**Goal:** Work through the records below and tally every line containing "color". Reply with the total alone.

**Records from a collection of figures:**
★ ★ ★ ★

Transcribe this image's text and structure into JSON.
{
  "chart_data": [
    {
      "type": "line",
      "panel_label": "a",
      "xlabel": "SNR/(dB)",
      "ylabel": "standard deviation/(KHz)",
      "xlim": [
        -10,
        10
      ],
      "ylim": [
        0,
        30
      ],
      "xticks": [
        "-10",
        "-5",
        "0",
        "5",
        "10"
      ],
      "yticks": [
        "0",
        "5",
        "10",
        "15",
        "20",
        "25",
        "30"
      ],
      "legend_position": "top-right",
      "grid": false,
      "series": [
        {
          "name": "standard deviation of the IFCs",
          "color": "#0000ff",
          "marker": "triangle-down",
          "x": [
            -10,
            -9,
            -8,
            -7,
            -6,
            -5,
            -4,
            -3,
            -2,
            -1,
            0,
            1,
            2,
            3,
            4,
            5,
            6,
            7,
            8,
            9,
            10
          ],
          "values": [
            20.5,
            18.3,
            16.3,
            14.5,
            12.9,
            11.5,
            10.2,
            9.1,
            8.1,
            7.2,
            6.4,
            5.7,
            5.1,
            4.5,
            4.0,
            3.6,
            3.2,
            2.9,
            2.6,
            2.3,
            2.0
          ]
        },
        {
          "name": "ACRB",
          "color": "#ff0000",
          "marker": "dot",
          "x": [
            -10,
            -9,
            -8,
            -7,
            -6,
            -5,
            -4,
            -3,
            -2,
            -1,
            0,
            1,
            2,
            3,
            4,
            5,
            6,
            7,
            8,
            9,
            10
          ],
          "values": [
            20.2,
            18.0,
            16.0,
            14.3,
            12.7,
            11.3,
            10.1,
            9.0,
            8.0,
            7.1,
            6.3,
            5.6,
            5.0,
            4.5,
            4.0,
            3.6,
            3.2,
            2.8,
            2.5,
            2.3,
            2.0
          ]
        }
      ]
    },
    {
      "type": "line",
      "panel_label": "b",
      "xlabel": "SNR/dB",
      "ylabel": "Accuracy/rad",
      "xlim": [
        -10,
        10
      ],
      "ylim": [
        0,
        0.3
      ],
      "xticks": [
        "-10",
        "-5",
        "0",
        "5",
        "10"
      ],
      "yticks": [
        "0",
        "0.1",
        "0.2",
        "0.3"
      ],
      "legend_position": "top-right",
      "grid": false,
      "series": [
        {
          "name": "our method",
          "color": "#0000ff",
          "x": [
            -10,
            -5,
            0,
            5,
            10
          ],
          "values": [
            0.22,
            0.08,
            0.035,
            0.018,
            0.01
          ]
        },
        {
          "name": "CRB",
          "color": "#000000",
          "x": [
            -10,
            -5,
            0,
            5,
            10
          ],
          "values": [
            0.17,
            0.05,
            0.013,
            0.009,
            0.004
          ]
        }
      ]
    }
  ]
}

★ ★ ★ ★

**Task response:** 4